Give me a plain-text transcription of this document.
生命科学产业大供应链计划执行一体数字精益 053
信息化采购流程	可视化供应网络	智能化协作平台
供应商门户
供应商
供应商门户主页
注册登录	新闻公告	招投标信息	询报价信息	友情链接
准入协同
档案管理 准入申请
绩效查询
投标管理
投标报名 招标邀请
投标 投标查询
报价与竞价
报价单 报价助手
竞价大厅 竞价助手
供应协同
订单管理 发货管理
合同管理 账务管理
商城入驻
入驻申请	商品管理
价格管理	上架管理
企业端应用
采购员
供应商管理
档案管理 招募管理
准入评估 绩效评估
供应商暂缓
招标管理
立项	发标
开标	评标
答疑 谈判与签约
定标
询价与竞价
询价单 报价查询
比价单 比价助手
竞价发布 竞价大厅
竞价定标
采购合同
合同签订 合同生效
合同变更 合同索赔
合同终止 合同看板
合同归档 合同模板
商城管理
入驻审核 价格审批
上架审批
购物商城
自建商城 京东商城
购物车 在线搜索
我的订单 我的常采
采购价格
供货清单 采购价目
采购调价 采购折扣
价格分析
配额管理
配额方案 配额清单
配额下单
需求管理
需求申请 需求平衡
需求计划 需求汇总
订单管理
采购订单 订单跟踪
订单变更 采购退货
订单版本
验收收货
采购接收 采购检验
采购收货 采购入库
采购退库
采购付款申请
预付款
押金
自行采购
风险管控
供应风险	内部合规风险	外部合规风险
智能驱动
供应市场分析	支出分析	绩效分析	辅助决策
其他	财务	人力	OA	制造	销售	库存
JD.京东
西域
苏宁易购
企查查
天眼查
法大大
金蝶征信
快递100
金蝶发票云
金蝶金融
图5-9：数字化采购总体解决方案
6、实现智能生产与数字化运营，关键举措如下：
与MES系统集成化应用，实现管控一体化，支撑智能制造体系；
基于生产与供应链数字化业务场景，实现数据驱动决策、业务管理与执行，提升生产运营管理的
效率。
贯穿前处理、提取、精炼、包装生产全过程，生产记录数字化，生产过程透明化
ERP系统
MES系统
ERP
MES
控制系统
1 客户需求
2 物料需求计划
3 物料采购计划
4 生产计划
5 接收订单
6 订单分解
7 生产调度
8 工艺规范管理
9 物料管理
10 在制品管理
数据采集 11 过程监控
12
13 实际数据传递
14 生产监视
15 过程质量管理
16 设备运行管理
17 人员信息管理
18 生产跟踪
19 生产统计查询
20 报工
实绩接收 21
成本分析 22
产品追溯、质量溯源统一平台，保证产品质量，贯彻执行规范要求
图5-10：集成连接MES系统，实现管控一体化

• **PROBLEM DESCRIPTION**:
Print every record above exactly as written.

• **FINAL RESULT**:
Give me a plain-text transcription of this document.
生命科学产业大供应链计划执行一体数字精益 053
信息化采购流程	可视化供应网络	智能化协作平台
供应商门户
供应商
供应商门户主页
注册登录	新闻公告	招投标信息	询报价信息	友情链接
准入协同
档案管理 准入申请
绩效查询
投标管理
投标报名 招标邀请
投标 投标查询
报价与竞价
报价单 报价助手
竞价大厅 竞价助手
供应协同
订单管理 发货管理
合同管理 账务管理
商城入驻
入驻申请	商品管理
价格管理	上架管理
企业端应用
采购员
供应商管理
档案管理 招募管理
准入评估 绩效评估
供应商暂缓
招标管理
立项	发标
开标	评标
答疑 谈判与签约
定标
询价与竞价
询价单 报价查询
比价单 比价助手
竞价发布 竞价大厅
竞价定标
采购合同
合同签订 合同生效
合同变更 合同索赔
合同终止 合同看板
合同归档 合同模板
商城管理
入驻审核 价格审批
上架审批
购物商城
自建商城 京东商城
购物车 在线搜索
我的订单 我的常采
采购价格
供货清单 采购价目
采购调价 采购折扣
价格分析
配额管理
配额方案 配额清单
配额下单
需求管理
需求申请 需求平衡
需求计划 需求汇总
订单管理
采购订单 订单跟踪
订单变更 采购退货
订单版本
验收收货
采购接收 采购检验
采购收货 采购入库
采购退库
采购付款申请
预付款
押金
自行采购
风险管控
供应风险	内部合规风险	外部合规风险
智能驱动
供应市场分析	支出分析	绩效分析	辅助决策
其他	财务	人力	OA	制造	销售	库存
JD.京东
西域
苏宁易购
企查查
天眼查
法大大
金蝶征信
快递100
金蝶发票云
金蝶金融
图5-9：数字化采购总体解决方案
6、实现智能生产与数字化运营，关键举措如下：
与MES系统集成化应用，实现管控一体化，支撑智能制造体系；
基于生产与供应链数字化业务场景，实现数据驱动决策、业务管理与执行，提升生产运营管理的
效率。
贯穿前处理、提取、精炼、包装生产全过程，生产记录数字化，生产过程透明化
ERP系统
MES系统
ERP
MES
控制系统
1 客户需求
2 物料需求计划
3 物料采购计划
4 生产计划
5 接收订单
6 订单分解
7 生产调度
8 工艺规范管理
9 物料管理
10 在制品管理
数据采集 11 过程监控
12
13 实际数据传递
14 生产监视
15 过程质量管理
16 设备运行管理
17 人员信息管理
18 生产跟踪
19 生产统计查询
20 报工
实绩接收 21
成本分析 22
产品追溯、质量溯源统一平台，保证产品质量，贯彻执行规范要求
图5-10：集成连接MES系统，实现管控一体化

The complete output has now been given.